> Source data:
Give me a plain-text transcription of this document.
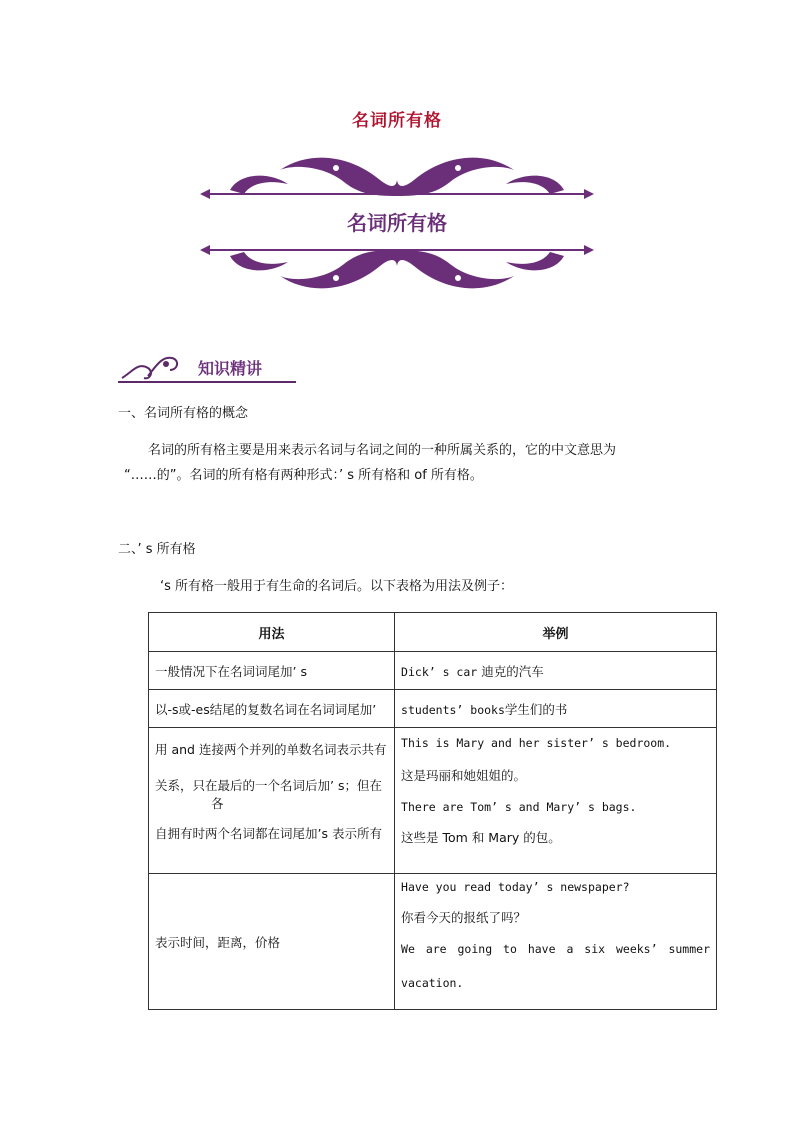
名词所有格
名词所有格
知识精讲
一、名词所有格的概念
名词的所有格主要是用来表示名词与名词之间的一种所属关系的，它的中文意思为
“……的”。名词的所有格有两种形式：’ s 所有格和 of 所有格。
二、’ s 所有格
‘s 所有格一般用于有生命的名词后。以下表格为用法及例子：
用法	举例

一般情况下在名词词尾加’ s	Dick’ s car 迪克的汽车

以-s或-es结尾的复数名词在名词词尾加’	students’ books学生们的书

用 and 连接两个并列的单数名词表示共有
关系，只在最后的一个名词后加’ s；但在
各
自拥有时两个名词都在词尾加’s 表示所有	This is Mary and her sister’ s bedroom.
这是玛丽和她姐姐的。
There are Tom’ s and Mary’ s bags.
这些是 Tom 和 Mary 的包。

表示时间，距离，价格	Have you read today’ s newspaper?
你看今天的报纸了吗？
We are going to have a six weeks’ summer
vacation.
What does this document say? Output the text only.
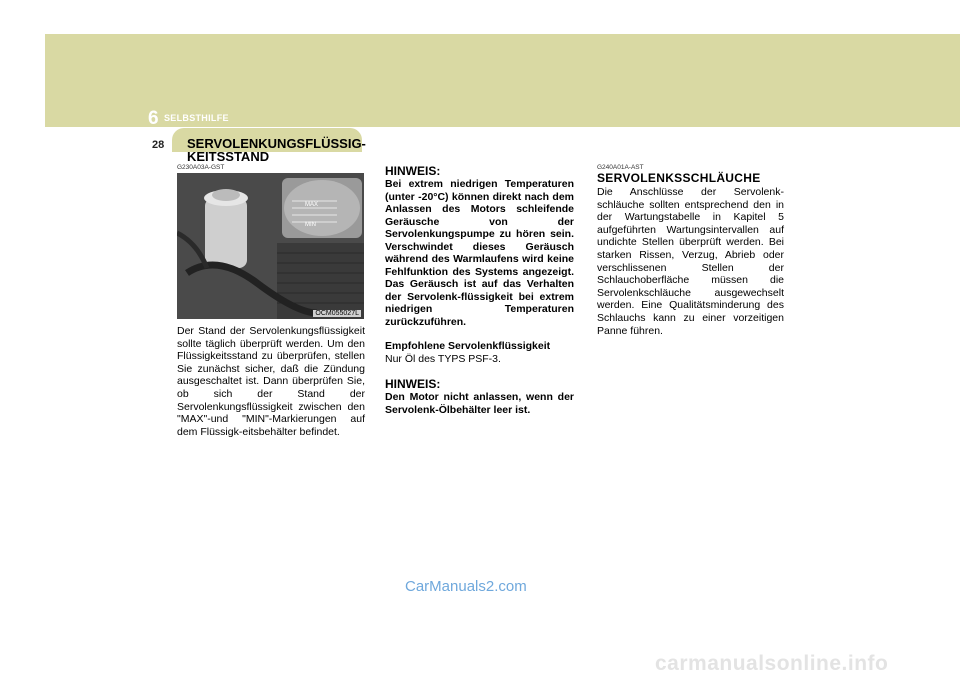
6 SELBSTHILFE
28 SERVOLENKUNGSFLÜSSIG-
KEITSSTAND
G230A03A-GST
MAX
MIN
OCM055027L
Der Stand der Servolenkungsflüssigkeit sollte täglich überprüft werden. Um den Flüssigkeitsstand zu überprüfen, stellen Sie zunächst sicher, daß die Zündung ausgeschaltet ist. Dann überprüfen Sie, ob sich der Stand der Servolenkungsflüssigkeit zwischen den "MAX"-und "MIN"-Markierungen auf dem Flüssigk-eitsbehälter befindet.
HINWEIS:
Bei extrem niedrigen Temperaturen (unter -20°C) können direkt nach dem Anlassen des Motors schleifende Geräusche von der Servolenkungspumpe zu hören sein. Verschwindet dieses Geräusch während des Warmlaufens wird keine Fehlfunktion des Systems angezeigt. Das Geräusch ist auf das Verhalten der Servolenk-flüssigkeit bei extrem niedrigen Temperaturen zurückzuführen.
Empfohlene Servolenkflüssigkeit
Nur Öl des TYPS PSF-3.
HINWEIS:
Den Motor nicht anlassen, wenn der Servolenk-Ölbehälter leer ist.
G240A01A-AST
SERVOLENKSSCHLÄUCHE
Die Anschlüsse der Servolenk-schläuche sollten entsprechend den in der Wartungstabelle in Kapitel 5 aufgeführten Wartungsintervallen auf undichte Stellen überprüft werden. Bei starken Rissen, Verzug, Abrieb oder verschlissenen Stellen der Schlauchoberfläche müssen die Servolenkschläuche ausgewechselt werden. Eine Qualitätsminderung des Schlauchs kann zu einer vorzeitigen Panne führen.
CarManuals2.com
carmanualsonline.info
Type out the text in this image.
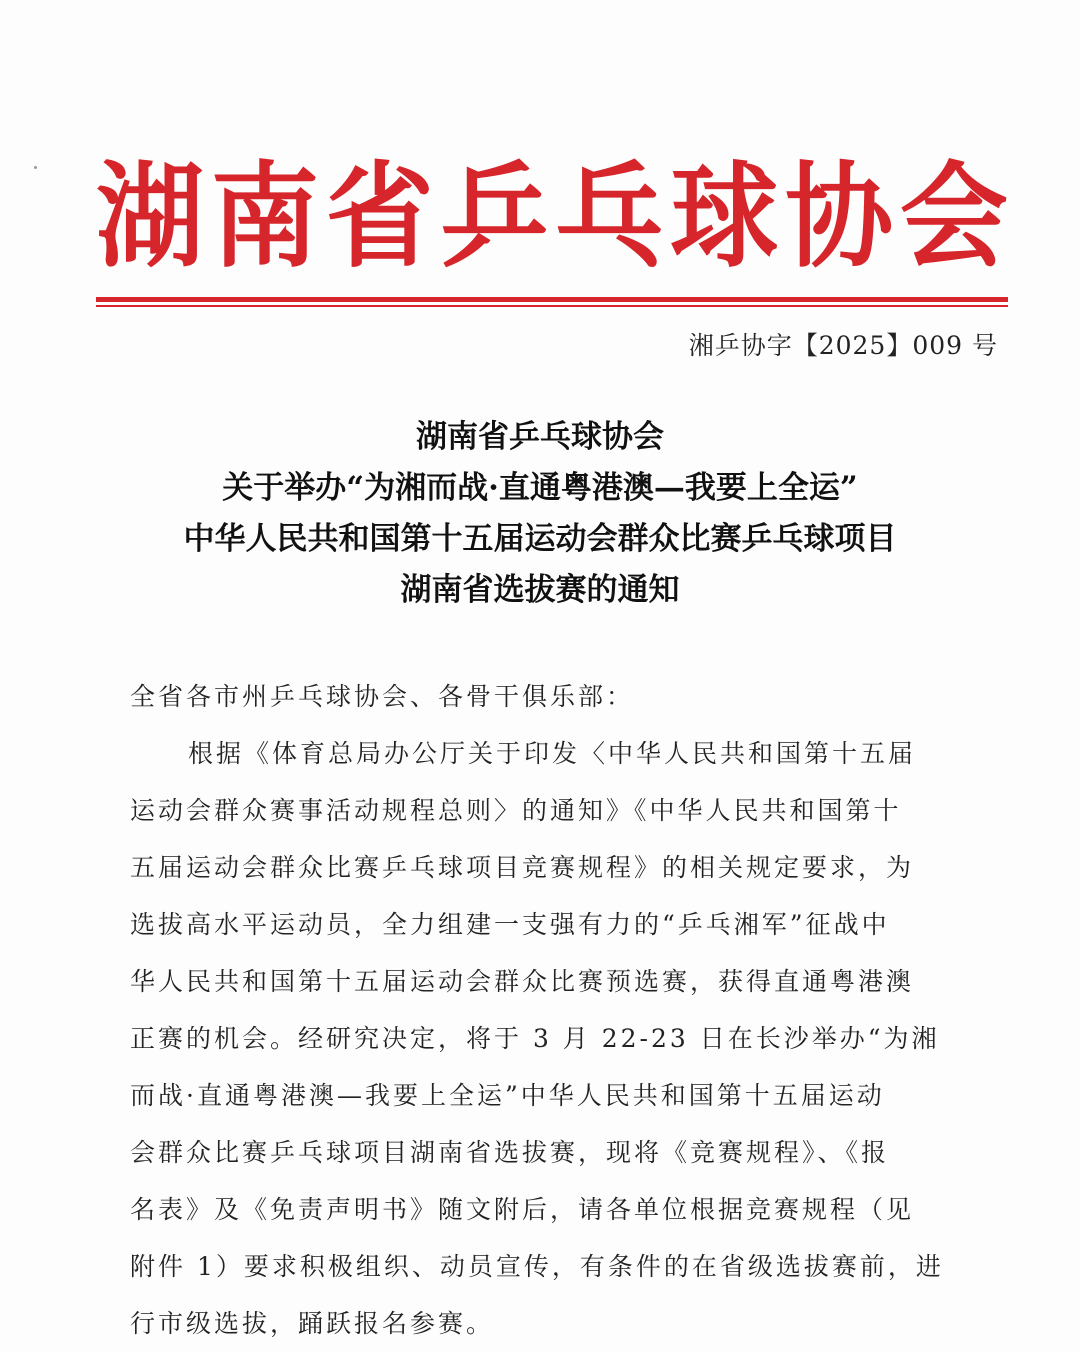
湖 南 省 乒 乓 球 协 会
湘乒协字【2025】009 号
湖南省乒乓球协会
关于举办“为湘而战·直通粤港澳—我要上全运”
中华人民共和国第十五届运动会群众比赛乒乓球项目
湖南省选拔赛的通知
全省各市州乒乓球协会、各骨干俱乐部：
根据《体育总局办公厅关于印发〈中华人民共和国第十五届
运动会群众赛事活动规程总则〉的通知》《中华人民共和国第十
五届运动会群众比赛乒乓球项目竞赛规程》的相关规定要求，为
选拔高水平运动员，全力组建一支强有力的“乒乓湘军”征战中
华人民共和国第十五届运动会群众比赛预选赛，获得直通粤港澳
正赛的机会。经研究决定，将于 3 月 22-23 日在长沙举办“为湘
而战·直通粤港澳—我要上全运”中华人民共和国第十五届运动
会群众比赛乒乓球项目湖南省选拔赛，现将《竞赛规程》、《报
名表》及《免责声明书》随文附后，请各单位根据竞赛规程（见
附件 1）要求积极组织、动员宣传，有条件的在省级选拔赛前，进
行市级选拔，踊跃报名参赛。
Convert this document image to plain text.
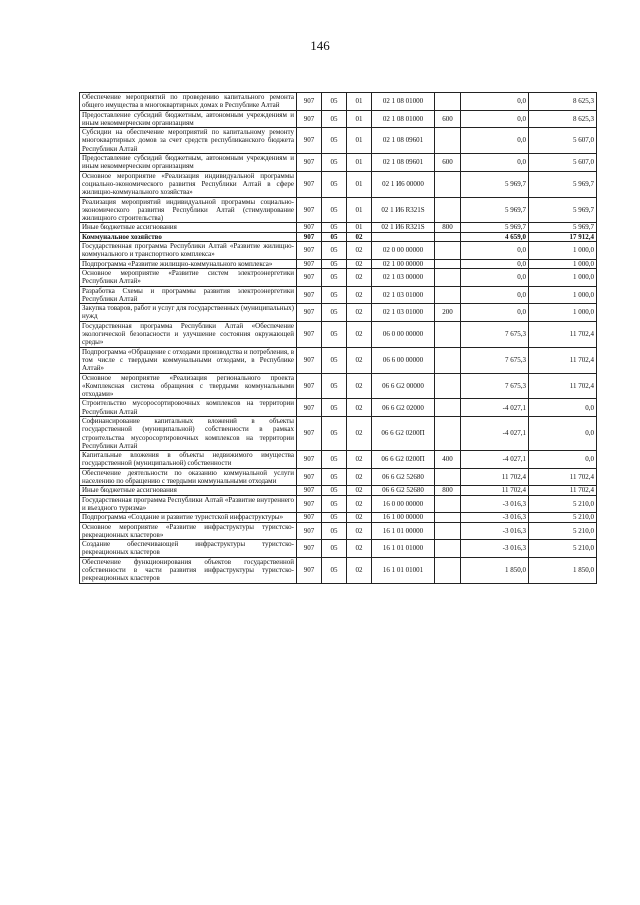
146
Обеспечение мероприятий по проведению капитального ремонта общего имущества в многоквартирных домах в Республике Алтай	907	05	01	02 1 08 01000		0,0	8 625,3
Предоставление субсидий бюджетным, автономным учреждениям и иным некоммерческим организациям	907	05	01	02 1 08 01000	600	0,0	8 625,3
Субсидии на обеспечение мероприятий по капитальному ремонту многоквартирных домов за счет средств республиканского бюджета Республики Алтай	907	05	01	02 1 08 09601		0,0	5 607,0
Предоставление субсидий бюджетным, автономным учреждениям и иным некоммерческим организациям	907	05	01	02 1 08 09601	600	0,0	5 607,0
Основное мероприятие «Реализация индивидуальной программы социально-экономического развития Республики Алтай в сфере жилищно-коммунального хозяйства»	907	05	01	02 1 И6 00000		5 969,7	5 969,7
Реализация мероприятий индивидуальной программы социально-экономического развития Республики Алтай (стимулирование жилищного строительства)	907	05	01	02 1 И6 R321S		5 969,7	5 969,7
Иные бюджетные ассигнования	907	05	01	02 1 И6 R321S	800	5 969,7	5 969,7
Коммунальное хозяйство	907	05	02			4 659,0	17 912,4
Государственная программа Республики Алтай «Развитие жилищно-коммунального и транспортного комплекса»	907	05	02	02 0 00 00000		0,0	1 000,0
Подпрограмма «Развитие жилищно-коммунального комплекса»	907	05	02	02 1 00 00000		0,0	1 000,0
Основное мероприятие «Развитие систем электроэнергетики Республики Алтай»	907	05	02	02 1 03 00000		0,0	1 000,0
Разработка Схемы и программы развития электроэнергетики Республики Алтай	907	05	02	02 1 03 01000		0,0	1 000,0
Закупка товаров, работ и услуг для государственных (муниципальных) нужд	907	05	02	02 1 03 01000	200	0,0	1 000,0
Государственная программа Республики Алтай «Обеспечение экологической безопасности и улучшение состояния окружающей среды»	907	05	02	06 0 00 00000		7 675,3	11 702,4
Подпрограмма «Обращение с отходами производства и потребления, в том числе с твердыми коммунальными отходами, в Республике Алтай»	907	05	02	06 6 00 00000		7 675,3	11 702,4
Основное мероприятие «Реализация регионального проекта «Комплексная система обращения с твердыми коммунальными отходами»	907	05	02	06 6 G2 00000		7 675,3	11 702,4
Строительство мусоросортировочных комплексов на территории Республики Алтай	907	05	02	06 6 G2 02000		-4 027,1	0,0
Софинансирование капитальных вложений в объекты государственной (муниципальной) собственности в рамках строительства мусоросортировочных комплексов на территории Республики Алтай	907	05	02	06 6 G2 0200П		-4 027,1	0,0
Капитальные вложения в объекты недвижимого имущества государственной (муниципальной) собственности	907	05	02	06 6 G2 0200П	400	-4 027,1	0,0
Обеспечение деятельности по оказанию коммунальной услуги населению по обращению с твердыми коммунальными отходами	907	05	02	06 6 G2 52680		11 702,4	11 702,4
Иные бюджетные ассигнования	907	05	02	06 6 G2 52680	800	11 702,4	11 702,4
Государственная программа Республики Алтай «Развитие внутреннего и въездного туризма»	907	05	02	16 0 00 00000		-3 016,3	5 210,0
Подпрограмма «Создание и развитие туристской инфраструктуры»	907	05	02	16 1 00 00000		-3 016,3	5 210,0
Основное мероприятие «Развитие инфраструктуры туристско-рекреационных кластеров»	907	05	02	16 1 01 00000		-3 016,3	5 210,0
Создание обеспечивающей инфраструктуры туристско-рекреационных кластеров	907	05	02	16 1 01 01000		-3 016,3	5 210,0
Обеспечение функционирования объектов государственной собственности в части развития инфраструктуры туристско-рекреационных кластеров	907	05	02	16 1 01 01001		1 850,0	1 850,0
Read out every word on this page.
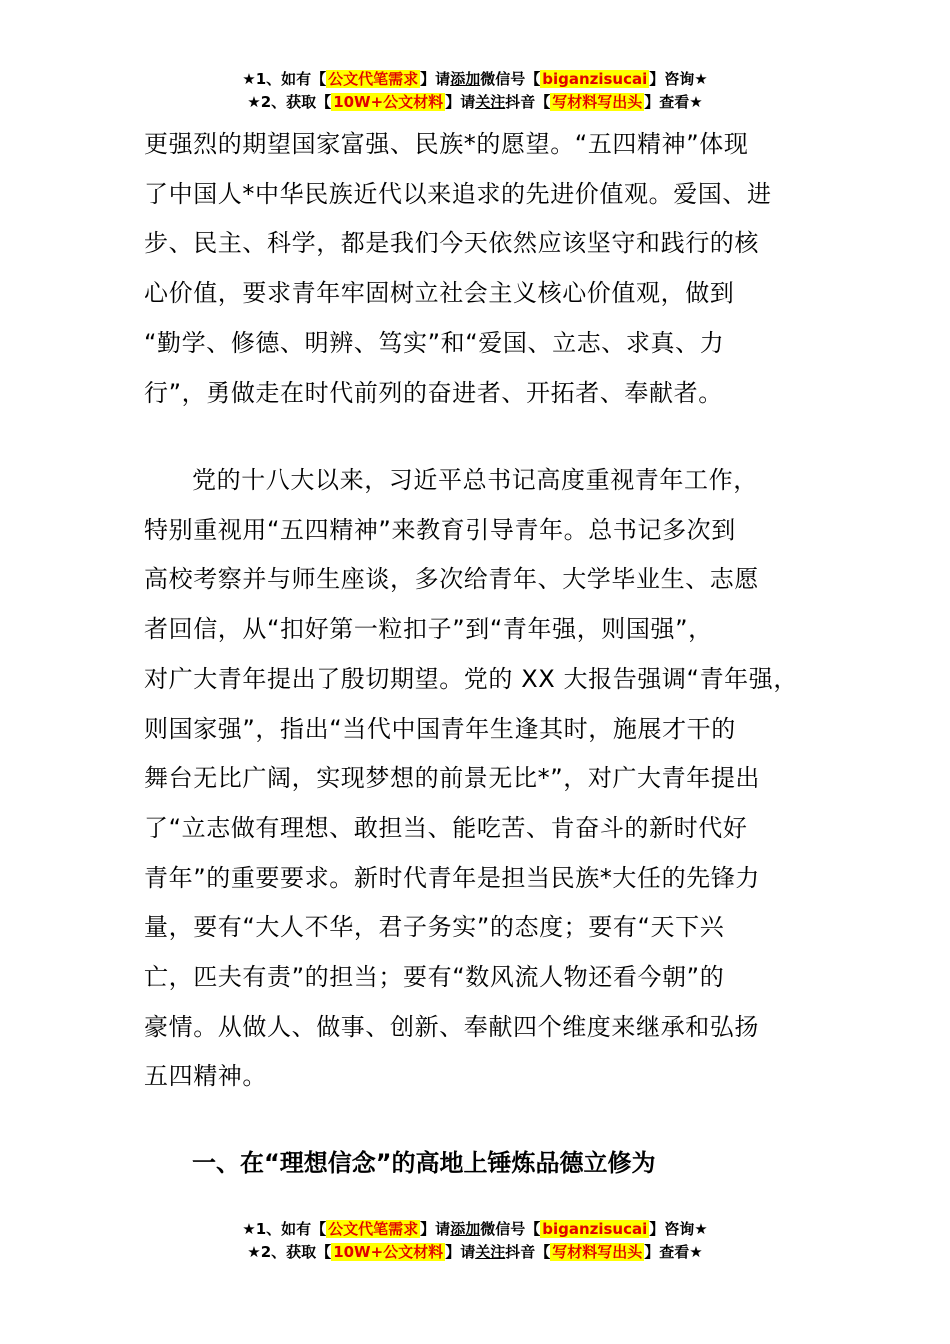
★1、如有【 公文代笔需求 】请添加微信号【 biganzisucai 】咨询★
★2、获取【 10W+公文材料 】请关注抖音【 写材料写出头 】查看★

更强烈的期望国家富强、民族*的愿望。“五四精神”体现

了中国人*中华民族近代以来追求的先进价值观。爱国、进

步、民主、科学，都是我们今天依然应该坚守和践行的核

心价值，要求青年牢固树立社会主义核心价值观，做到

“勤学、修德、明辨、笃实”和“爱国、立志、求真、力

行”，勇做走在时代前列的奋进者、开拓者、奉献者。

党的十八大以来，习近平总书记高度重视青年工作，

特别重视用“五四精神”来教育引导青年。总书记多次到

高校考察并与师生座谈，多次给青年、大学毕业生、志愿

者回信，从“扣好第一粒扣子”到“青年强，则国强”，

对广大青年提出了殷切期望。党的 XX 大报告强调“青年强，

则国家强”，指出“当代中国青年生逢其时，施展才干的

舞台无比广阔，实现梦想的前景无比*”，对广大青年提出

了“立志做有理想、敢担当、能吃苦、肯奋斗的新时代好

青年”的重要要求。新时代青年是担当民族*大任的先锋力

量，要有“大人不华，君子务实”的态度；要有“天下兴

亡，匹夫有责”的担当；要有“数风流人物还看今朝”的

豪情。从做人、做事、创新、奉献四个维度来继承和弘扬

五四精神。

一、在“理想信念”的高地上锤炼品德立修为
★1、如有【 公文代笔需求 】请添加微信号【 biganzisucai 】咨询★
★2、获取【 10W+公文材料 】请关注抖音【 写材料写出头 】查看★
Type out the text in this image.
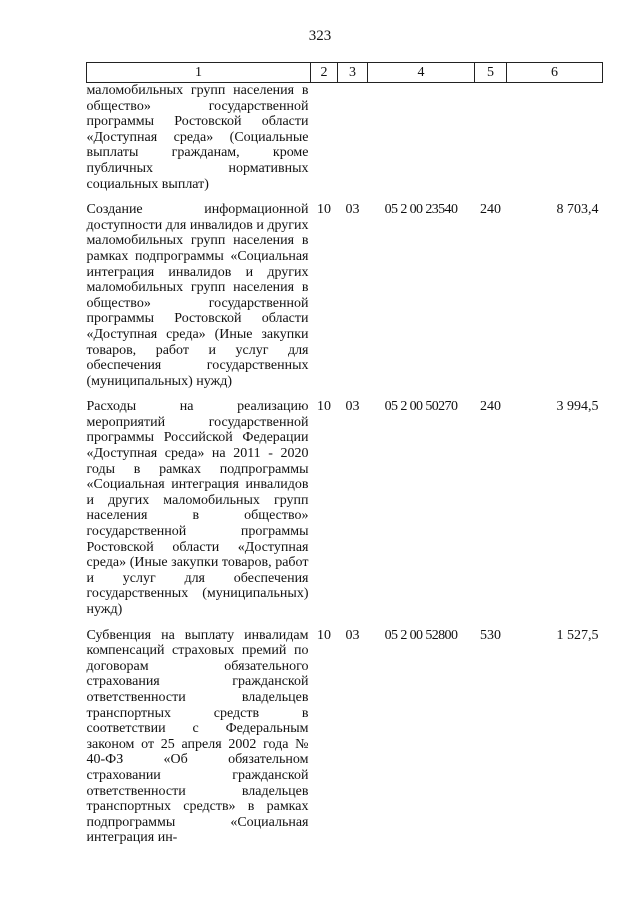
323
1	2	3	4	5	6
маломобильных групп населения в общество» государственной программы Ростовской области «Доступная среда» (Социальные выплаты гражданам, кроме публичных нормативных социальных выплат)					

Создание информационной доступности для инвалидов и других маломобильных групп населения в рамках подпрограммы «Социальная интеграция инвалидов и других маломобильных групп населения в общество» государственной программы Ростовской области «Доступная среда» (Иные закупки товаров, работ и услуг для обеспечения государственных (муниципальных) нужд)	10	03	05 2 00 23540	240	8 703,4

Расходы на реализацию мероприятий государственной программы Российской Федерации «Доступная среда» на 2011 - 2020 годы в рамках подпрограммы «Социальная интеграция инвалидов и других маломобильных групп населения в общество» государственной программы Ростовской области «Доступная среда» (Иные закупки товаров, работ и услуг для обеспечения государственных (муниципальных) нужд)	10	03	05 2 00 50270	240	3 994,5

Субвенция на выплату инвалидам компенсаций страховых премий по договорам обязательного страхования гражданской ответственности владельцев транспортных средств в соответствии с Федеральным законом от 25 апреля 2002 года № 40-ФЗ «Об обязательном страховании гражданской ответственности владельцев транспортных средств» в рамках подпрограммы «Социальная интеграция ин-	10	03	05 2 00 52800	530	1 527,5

> Directions: For each line in the data above that contains the string "рекреационных", extract the line.

> Result of this exercise:
Основное мероприятие «Развитие инфраструктуры туристско-рекреационных кластеров»	907	05	02	16 1 01 00000		-3 016,3	5 210,0
Создание обеспечивающей инфраструктуры туристско-рекреационных кластеров	907	05	02	16 1 01 01000		-3 016,3	5 210,0
Обеспечение функционирования объектов государственной собственности в части развития инфраструктуры туристско-рекреационных кластеров	907	05	02	16 1 01 01001		1 850,0	1 850,0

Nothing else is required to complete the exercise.